» What the task requires
Once the pictures are set aside, transcribe the remaining data exactly.
* Begin Supplied entries *
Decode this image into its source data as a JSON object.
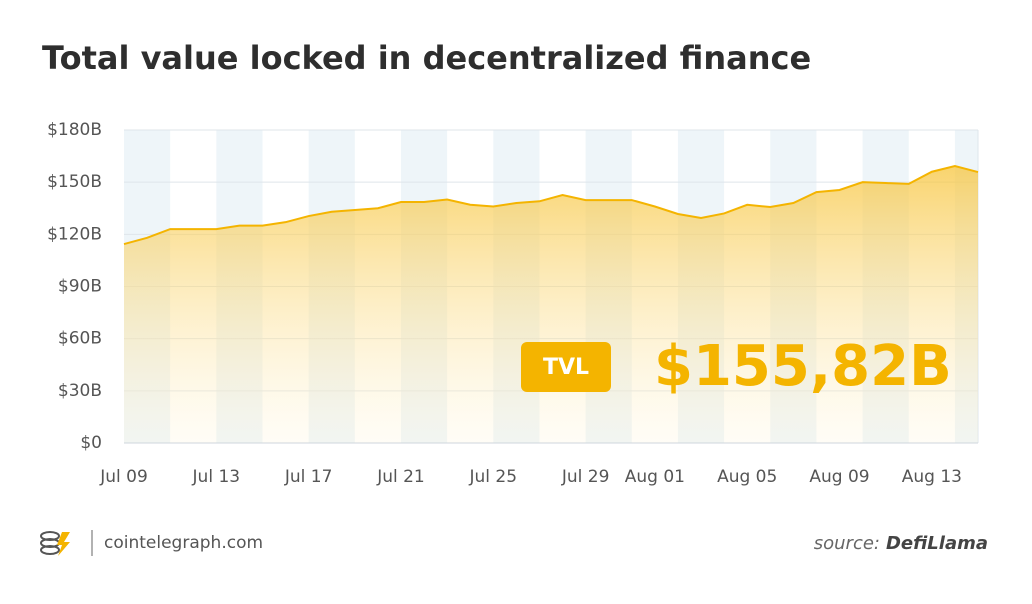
{
  "chart_data": {
    "type": "area",
    "title": "Total value locked in decentralized finance",
    "categories": [
      "Jul 09",
      null,
      null,
      null,
      "Jul 13",
      null,
      null,
      null,
      "Jul 17",
      null,
      null,
      null,
      "Jul 21",
      null,
      null,
      null,
      "Jul 25",
      null,
      null,
      null,
      "Jul 29",
      null,
      null,
      "Aug 01",
      null,
      null,
      null,
      "Aug 05",
      null,
      null,
      null,
      "Aug 09",
      null,
      null,
      null,
      "Aug 13",
      null,
      null
    ],
    "series": [
      {
        "name": "TVL",
        "color": "#f4b400",
        "values": [
          114.4,
          118,
          123,
          123,
          123,
          125,
          125,
          127,
          130.5,
          133,
          134,
          135,
          138.6,
          138.6,
          140,
          137,
          136,
          138,
          139,
          142.6,
          139.7,
          139.7,
          139.7,
          136,
          131.7,
          129.4,
          132,
          137,
          135.7,
          138,
          144.3,
          145.5,
          150,
          149.5,
          149,
          156,
          159.3,
          155.82
        ]
      }
    ],
    "ylim": [
      0,
      180
    ],
    "yticks": [
      {
        "value": 0,
        "label": "$0"
      },
      {
        "value": 30,
        "label": "$30B"
      },
      {
        "value": 60,
        "label": "$60B"
      },
      {
        "value": 90,
        "label": "$90B"
      },
      {
        "value": 120,
        "label": "$120B"
      },
      {
        "value": 150,
        "label": "$150B"
      },
      {
        "value": 180,
        "label": "$180B"
      }
    ],
    "grid": true,
    "annotation": {
      "badge": "TVL",
      "value": 155.82,
      "value_label": "$155,82B"
    },
    "footer": {
      "brand": "cointelegraph.com",
      "source_prefix": "source:",
      "source": "DefiLlama"
    }
  }
}
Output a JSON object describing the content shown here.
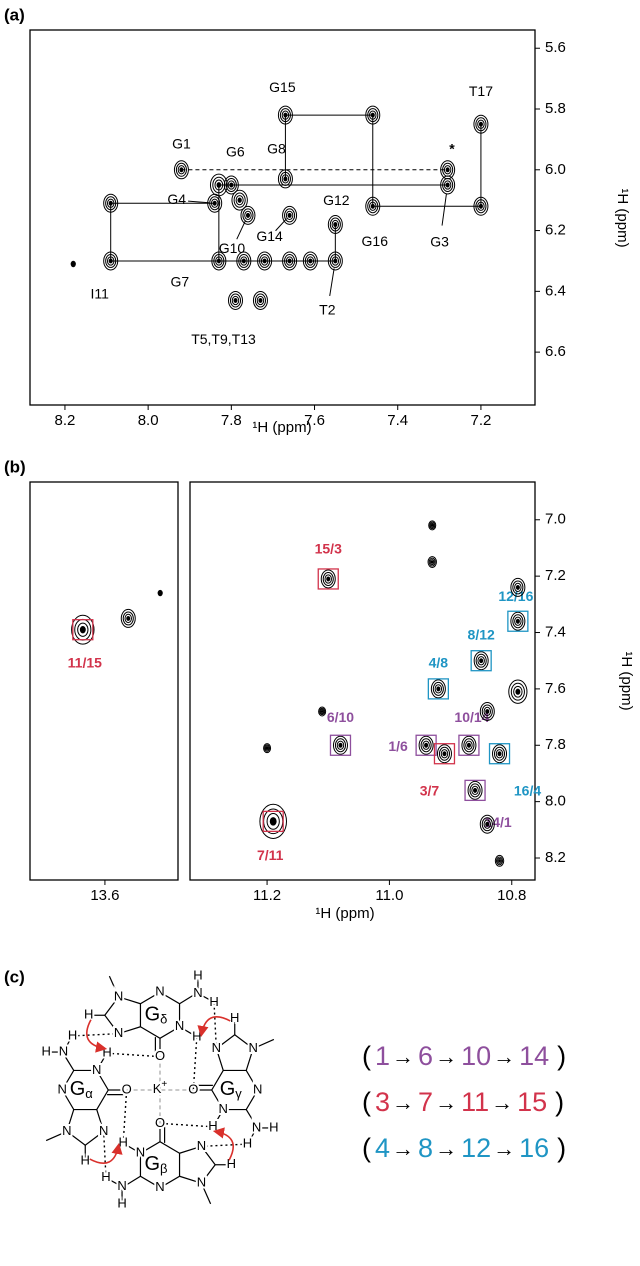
* End Supplied entries *
» Final result
Decode this image into its source data as a JSON object.
{
  "chart_data": {
    "type": "area",
    "title": "Total value locked in decentralized finance",
    "categories": [
      "Jul 09",
      null,
      null,
      null,
      "Jul 13",
      null,
      null,
      null,
      "Jul 17",
      null,
      null,
      null,
      "Jul 21",
      null,
      null,
      null,
      "Jul 25",
      null,
      null,
      null,
      "Jul 29",
      null,
      null,
      "Aug 01",
      null,
      null,
      null,
      "Aug 05",
      null,
      null,
      null,
      "Aug 09",
      null,
      null,
      null,
      "Aug 13",
      null,
      null
    ],
    "series": [
      {
        "name": "TVL",
        "color": "#f4b400",
        "values": [
          114.4,
          118,
          123,
          123,
          123,
          125,
          125,
          127,
          130.5,
          133,
          134,
          135,
          138.6,
          138.6,
          140,
          137,
          136,
          138,
          139,
          142.6,
          139.7,
          139.7,
          139.7,
          136,
          131.7,
          129.4,
          132,
          137,
          135.7,
          138,
          144.3,
          145.5,
          150,
          149.5,
          149,
          156,
          159.3,
          155.82
        ]
      }
    ],
    "ylim": [
      0,
      180
    ],
    "yticks": [
      {
        "value": 0,
        "label": "$0"
      },
      {
        "value": 30,
        "label": "$30B"
      },
      {
        "value": 60,
        "label": "$60B"
      },
      {
        "value": 90,
        "label": "$90B"
      },
      {
        "value": 120,
        "label": "$120B"
      },
      {
        "value": 150,
        "label": "$150B"
      },
      {
        "value": 180,
        "label": "$180B"
      }
    ],
    "grid": true,
    "annotation": {
      "badge": "TVL",
      "value": 155.82,
      "value_label": "$155,82B"
    },
    "footer": {
      "brand": "cointelegraph.com",
      "source_prefix": "source:",
      "source": "DefiLlama"
    }
  }
}
Output a JSON object describing the content shown here.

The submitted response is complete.